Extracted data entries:

=-=-=-=-=

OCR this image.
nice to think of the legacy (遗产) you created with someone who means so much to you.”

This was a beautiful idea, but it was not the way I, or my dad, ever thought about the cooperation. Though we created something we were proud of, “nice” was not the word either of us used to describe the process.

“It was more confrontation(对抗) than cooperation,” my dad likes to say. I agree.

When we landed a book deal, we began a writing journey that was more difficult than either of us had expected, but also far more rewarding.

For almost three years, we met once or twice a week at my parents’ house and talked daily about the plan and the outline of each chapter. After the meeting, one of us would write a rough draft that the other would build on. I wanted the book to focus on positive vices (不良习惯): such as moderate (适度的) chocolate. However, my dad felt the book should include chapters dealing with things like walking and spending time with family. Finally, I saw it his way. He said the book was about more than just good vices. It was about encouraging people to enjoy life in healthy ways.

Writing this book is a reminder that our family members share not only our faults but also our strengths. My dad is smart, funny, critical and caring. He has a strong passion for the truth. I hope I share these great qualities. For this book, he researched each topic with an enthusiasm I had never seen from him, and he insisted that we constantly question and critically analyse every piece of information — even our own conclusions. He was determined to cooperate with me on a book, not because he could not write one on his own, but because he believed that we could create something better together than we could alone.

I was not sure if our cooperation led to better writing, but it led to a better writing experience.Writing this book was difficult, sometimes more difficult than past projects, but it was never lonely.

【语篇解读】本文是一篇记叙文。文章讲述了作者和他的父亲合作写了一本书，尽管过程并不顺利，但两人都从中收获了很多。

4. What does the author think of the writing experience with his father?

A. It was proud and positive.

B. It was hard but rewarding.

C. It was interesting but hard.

=-=-=-=-=

> **Exercise description**:
Your task is to reproduce all of the records exactly.

> **Correct result**:
OCR this image.
nice to think of the legacy (遗产) you created with someone who means so much to you.”

This was a beautiful idea, but it was not the way I, or my dad, ever thought about the cooperation. Though we created something we were proud of, “nice” was not the word either of us used to describe the process.

“It was more confrontation(对抗) than cooperation,” my dad likes to say. I agree.

When we landed a book deal, we began a writing journey that was more difficult than either of us had expected, but also far more rewarding.

For almost three years, we met once or twice a week at my parents’ house and talked daily about the plan and the outline of each chapter. After the meeting, one of us would write a rough draft that the other would build on. I wanted the book to focus on positive vices (不良习惯): such as moderate (适度的) chocolate. However, my dad felt the book should include chapters dealing with things like walking and spending time with family. Finally, I saw it his way. He said the book was about more than just good vices. It was about encouraging people to enjoy life in healthy ways.

Writing this book is a reminder that our family members share not only our faults but also our strengths. My dad is smart, funny, critical and caring. He has a strong passion for the truth. I hope I share these great qualities. For this book, he researched each topic with an enthusiasm I had never seen from him, and he insisted that we constantly question and critically analyse every piece of information — even our own conclusions. He was determined to cooperate with me on a book, not because he could not write one on his own, but because he believed that we could create something better together than we could alone.

I was not sure if our cooperation led to better writing, but it led to a better writing experience.Writing this book was difficult, sometimes more difficult than past projects, but it was never lonely.

【语篇解读】本文是一篇记叙文。文章讲述了作者和他的父亲合作写了一本书，尽管过程并不顺利，但两人都从中收获了很多。

4. What does the author think of the writing experience with his father?

A. It was proud and positive.

B. It was hard but rewarding.

C. It was interesting but hard.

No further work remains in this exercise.